Cherchez la femme, d'Alice FERNEY

Publié le par Alice

Cherchez la femme, d'Alice FERNEY

Dès le début on sait que l'histoire d'amour entre Nina et Vladimir sera un fiasco : trop jeune pour elle, trop d'illusions et de mauvaises raisons. Ils auront pourtant deux enfants et passeront leur vie ensemble. Tout autant que leur vie de couple sera un désastre, L'éducation de leurs fils contribuera à faire d'eux des hommes prédestinés à l'échec sentimental.
Ces quelques phrases résument le roman, pourtant au-delà de l'histoire, il y a tout le reste (et surtout le reste) qui est d'une perfection absolue : cette analyse minutieuse des sentiments, émotions. L'art de la description psychologique atteint avec ce roman son apogée.

L'écriture est parfaite, le texte est parfaitement écrit, les images, descriptions réfléchies, pesées. Il y a beaucoup de justesse et de poésie dans la manière de décrire (aussi) la médiocrité.

 

Pas de suspense, d'effet de surprise, ce qui intéresse le narrateur ici, c'est analyser, observer, disséquer les personnages et les relations qui les unissent.

Attention, c'est excessivement pessimiste, aucun personnage ne trouve grâce aux yeux de l'auteure : de la mère colérique, alcoolique, à la veulerie du père, leurs enfants ne sont pas épargnés non plus. Pourtant, au fil des pages, on s'attache à ce qui fait aussi leurs failles et le tableau réaliste dressé par Alice Ferney nous emporte.

C'est un roman hors du commun parce qu'il donne le sentiment, une fois la lecture achevée, d'abandonner ces personnages que l'on connait désormais si bien.

 

"Angélique naquit dans l'hiver, nouveau-né aux yeux sombres qui regardaient sans tressaillir ses parents et le monde apparu. Un grand froid serrait Paris dans une raideur blanche. Marianne emmitouflait sa fille au creux de couvertures douces. Elle qui avait attendu la maternité en craignant d'y perdre sa vie, en précisa la nature et le tracé : un équilibre entre la chair et l'esprit, un repositionnement de soi dans une lignée, un balancement harmonisé entre penser à soi et tenir compte de l'autre. Jamais autant qu'à ce moment  Marianne n'eut l'intuitition juste du mélange de solitude et de dépendance qui est le lot partagé. L'enfant n'appartenait pas à sa mère. La mère ne façonnerait pas l'enfant. Il faisait partie de sa vie sans l'être toute. Et chacun mourrait seul. Le père, la mère, les enfants, et les enfants des enfants, tour à tour, le moment venu, feraient l'expérience de l'ultime solitude du dénouement  qui les engloutit. Mais plus rien n'attristait Marianne. Du jour où elle fut mère, elle sentit une félicité qui fracassait toute mélancolie. Cet accomplissement accrut l'écart entre les époux : l'esclave s'envolait dans l'allégresse active, le maître bataillait dans l'égoïsme. Serge et Marianne étaient mariés depuis sept ans."

•••

TÂCHE DEMANDÉE 1 ▸
Mettez à jour les lignes des enregistrements depuis celle qui contient « staticText: first document » jusqu'à celle qui contient « Find all labels, buttons, inputs, and », en remplaçant « Add document » par « Ajouter un document » sans rien modifier d'autre.

[Entrées d'éléments annotées]

•••

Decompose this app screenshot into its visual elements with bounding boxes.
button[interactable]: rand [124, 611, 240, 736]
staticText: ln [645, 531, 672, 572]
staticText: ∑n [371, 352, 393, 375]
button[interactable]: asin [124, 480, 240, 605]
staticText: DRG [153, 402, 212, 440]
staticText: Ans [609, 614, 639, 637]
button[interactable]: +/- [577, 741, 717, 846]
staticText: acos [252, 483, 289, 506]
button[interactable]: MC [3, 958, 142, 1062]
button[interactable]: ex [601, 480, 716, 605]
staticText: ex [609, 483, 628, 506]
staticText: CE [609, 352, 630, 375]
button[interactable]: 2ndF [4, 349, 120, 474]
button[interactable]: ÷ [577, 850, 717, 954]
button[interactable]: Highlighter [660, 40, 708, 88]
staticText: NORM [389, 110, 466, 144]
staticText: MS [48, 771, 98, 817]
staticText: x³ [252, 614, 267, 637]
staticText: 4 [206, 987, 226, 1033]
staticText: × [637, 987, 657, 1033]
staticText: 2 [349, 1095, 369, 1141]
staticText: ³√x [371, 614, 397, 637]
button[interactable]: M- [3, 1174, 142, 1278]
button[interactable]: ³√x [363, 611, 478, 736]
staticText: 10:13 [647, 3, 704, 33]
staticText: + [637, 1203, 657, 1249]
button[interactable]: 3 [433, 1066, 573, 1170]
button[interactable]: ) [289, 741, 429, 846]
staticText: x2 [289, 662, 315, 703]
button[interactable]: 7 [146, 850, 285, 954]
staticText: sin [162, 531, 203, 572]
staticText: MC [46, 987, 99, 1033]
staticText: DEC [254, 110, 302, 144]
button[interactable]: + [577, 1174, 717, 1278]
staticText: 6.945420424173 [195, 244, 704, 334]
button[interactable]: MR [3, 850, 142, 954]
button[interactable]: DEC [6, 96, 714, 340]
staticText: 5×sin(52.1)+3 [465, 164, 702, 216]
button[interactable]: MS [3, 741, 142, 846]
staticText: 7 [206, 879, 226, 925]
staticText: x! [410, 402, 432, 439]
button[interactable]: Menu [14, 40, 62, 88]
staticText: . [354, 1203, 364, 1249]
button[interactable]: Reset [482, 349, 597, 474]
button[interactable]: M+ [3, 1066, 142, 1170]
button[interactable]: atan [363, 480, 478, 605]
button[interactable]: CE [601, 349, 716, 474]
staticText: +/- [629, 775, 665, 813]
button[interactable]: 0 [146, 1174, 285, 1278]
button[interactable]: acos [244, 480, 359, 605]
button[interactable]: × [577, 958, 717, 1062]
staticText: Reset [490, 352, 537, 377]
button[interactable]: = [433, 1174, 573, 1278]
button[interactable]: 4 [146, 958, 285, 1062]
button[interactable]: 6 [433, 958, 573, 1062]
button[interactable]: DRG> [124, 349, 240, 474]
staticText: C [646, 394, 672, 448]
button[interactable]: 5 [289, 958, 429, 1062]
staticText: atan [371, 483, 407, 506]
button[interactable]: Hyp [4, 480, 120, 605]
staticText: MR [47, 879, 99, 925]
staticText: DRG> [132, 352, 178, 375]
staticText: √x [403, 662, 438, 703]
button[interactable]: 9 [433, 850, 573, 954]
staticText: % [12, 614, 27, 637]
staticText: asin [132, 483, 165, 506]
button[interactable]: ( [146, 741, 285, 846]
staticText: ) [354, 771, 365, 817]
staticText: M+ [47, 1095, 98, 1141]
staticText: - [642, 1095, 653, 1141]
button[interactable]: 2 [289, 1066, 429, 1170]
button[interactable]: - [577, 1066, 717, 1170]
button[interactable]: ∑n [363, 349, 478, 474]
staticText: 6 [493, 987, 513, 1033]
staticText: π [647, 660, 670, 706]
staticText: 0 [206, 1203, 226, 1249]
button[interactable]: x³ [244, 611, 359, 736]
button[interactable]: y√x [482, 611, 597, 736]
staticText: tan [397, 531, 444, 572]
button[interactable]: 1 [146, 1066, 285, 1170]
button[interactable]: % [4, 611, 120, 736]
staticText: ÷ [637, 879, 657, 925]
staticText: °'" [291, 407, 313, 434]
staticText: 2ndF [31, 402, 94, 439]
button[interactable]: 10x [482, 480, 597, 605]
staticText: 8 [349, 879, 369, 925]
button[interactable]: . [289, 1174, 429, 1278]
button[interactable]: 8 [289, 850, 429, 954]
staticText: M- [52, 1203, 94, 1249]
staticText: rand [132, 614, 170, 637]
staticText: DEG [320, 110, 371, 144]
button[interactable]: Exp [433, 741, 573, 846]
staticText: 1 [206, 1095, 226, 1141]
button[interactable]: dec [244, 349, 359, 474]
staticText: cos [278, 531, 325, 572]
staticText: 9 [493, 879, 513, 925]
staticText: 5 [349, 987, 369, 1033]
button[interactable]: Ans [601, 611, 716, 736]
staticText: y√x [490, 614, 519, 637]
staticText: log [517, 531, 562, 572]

•••

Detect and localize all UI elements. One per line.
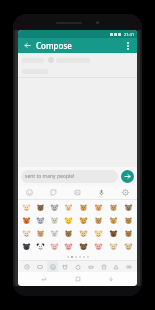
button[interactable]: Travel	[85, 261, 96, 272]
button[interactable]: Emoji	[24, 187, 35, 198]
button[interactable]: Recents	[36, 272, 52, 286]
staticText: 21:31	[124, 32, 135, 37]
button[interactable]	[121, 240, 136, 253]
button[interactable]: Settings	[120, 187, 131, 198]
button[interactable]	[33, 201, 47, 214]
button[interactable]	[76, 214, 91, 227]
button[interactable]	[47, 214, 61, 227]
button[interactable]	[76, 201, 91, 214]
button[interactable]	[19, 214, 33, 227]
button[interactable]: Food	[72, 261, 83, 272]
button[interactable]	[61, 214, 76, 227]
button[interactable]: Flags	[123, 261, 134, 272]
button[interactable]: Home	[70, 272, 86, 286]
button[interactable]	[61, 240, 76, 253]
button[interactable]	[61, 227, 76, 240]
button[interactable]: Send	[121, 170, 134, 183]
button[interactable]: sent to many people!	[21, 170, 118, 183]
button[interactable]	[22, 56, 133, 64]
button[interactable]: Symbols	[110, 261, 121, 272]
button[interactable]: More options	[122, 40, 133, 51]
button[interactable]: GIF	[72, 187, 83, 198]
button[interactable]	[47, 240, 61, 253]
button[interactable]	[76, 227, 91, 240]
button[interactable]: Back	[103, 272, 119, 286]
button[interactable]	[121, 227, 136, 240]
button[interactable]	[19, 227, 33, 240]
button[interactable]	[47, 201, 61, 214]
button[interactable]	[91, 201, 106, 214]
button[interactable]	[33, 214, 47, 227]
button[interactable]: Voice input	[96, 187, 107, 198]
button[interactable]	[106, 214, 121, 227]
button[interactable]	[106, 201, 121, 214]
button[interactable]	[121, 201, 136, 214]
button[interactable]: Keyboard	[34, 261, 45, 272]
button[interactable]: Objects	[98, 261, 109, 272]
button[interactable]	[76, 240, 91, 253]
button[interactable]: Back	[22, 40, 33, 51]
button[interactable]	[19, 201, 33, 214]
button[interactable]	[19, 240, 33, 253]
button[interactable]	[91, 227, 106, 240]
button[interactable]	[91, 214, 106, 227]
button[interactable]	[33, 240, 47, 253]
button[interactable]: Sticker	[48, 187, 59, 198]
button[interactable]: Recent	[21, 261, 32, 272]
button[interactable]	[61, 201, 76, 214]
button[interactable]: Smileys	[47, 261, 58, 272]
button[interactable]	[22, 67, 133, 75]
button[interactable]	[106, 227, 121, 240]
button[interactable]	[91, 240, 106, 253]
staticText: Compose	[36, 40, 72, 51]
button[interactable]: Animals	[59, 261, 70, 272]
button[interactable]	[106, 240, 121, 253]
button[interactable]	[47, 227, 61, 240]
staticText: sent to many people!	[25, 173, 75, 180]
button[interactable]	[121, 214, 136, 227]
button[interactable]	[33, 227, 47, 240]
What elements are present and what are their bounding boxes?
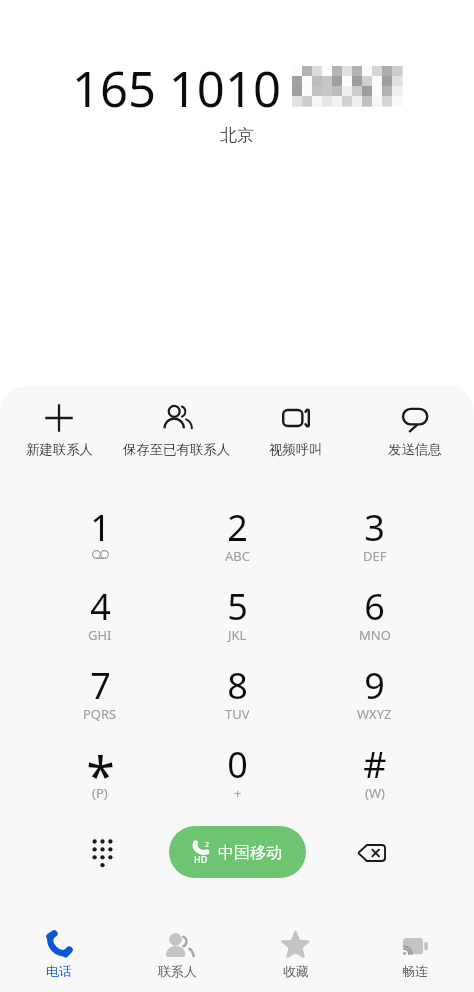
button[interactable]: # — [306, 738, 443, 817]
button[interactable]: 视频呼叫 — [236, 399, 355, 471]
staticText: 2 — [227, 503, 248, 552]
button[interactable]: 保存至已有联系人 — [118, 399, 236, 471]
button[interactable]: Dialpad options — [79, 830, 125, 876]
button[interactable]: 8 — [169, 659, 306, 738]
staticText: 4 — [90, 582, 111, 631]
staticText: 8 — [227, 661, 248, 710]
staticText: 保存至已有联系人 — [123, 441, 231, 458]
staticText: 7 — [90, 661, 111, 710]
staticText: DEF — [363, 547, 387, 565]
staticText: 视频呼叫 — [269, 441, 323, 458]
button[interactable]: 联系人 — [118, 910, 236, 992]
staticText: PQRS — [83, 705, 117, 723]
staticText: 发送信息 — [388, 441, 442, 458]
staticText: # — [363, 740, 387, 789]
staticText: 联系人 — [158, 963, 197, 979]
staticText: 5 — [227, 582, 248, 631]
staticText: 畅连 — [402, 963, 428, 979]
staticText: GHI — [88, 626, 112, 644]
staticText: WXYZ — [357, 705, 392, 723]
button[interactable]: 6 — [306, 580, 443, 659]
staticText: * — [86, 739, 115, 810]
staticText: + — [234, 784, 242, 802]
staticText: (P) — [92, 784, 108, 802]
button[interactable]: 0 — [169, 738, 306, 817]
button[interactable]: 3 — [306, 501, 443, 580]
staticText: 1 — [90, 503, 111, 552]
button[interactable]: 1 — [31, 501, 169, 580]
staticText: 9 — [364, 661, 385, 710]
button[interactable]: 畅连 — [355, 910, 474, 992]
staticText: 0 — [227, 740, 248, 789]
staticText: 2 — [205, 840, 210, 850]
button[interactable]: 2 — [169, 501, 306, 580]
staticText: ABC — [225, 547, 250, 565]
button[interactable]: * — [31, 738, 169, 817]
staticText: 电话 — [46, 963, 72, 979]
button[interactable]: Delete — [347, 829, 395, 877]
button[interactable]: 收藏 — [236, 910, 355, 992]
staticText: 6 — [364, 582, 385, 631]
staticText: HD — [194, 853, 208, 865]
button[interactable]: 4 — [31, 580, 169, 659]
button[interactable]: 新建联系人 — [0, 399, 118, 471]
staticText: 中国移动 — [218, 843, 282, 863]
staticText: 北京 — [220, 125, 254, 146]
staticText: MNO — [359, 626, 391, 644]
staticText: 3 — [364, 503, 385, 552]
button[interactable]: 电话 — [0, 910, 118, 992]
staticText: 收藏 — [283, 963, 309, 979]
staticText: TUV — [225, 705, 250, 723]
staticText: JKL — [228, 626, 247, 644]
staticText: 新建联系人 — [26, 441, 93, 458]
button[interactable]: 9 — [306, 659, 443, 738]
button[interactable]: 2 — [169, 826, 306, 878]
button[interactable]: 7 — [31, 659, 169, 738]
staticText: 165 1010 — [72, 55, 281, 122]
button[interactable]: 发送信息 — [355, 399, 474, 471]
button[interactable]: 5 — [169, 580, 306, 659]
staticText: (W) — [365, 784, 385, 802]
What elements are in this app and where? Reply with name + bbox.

•••

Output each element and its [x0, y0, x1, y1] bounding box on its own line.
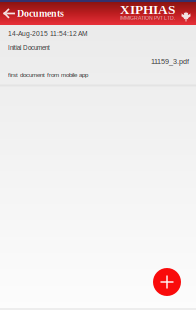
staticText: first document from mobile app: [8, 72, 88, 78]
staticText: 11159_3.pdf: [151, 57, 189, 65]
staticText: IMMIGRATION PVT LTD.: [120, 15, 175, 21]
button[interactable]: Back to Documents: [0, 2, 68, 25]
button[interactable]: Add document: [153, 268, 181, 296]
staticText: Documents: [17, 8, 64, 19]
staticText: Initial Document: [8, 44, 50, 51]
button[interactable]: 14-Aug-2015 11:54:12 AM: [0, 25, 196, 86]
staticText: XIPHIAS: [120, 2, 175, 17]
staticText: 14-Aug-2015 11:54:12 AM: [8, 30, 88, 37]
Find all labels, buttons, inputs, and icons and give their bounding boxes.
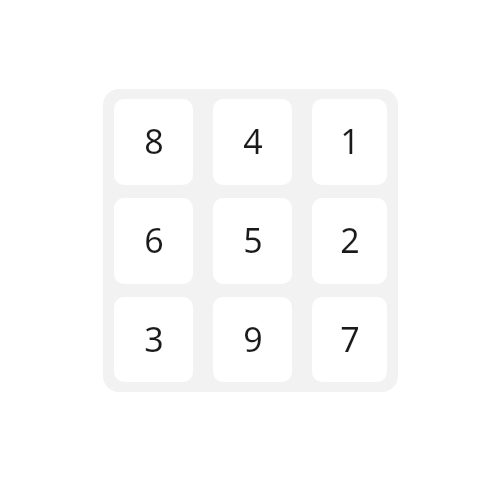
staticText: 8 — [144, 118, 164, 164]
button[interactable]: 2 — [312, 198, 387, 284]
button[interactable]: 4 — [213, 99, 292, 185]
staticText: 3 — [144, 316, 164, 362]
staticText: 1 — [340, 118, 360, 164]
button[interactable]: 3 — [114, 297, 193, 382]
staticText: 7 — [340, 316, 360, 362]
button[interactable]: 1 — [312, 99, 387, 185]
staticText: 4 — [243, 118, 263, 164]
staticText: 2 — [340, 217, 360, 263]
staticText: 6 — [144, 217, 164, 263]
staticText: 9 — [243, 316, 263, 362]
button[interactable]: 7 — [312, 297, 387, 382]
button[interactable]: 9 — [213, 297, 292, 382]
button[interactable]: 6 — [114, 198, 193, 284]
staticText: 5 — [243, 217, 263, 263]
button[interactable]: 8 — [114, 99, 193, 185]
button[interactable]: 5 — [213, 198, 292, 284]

•••

TÂCHE DEMANDÉE 2 ▸
D'après la critique de Cherchez la femme, pourquoi ce roman est-il hors du commun ?

SOLUTION COMPLÈTE 1 ▸
staticText: first document from mobile app: [8, 72, 88, 78]
staticText: 11159_3.pdf: [151, 57, 189, 65]
staticText: IMMIGRATION PVT LTD.: [120, 15, 175, 21]
button[interactable]: Back to Documents: [0, 2, 68, 25]
button[interactable]: Ajouter un document: [153, 268, 181, 296]
staticText: Documents: [17, 8, 64, 19]
staticText: Initial Document: [8, 44, 50, 51]
button[interactable]: 14-Aug-2015 11:54:12 AM: [0, 25, 196, 86]
staticText: XIPHIAS: [120, 2, 175, 17]
staticText: 14-Aug-2015 11:54:12 AM: [8, 30, 88, 37]
Find all labels, buttons, inputs, and icons and give their bounding boxes.

SOLUTION COMPLÈTE 2 ▸
Il donne le sentiment, une fois la lecture achevée, d'abandonner des personnages que l'on connaît désormais si bien.